▶ [Stated problem] Copy every line of the listing exactly.
───── Material for this exercise
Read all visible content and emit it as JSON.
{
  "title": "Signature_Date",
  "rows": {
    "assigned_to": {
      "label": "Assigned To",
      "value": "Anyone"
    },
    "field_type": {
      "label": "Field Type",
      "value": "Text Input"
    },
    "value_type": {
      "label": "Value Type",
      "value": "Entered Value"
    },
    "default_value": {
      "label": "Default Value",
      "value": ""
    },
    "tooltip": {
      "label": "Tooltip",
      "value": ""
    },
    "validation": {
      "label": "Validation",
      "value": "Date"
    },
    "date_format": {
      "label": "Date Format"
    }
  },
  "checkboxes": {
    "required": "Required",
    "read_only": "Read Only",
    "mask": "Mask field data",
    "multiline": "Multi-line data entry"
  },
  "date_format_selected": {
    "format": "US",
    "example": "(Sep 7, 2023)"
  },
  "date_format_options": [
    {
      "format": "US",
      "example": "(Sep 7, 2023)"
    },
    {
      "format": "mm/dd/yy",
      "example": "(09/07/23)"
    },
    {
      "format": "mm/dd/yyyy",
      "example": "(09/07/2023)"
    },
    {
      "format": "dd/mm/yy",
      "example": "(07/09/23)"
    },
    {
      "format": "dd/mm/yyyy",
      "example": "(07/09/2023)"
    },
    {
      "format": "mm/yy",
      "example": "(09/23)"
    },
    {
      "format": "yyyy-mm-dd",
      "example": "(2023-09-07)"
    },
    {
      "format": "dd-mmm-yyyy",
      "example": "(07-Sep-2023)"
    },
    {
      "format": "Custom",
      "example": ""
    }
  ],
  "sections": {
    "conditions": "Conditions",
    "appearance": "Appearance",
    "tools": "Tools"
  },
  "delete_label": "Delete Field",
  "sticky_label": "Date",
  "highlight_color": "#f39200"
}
──────────
▶ [Solution]
Read all visible content and emit it as JSON.
{
  "title": "Signature_Date",
  "rows": {
    "assigned_to": {
      "label": "Assigned To",
      "value": "Anyone"
    },
    "field_type": {
      "label": "Field Type",
      "value": "Text Input"
    },
    "value_type": {
      "label": "Value Type",
      "value": "Entered Value"
    },
    "default_value": {
      "label": "Default Value",
      "value": ""
    },
    "tooltip": {
      "label": "Tooltip",
      "value": ""
    },
    "validation": {
      "label": "Validation",
      "value": "Date"
    },
    "date_format": {
      "label": "Date Format"
    }
  },
  "checkboxes": {
    "required": "Required",
    "read_only": "Read Only",
    "mask": "Mask field data",
    "multiline": "Multi-line data entry"
  },
  "date_format_selected": {
    "format": "US",
    "example": "(Sep 7, 2023)"
  },
  "date_format_options": [
    {
      "format": "US",
      "example": "(Sep 7, 2023)"
    },
    {
      "format": "mm/dd/yy",
      "example": "(09/07/23)"
    },
    {
      "format": "mm/dd/yyyy",
      "example": "(09/07/2023)"
    },
    {
      "format": "dd/mm/yy",
      "example": "(07/09/23)"
    },
    {
      "format": "dd/mm/yyyy",
      "example": "(07/09/2023)"
    },
    {
      "format": "mm/yy",
      "example": "(09/23)"
    },
    {
      "format": "yyyy-mm-dd",
      "example": "(2023-09-07)"
    },
    {
      "format": "dd-mmm-yyyy",
      "example": "(07-Sep-2023)"
    },
    {
      "format": "Custom",
      "example": ""
    }
  ],
  "sections": {
    "conditions": "Conditions",
    "appearance": "Appearance",
    "tools": "Tools"
  },
  "delete_label": "Delete Field",
  "sticky_label": "Date",
  "highlight_color": "#f39200"
}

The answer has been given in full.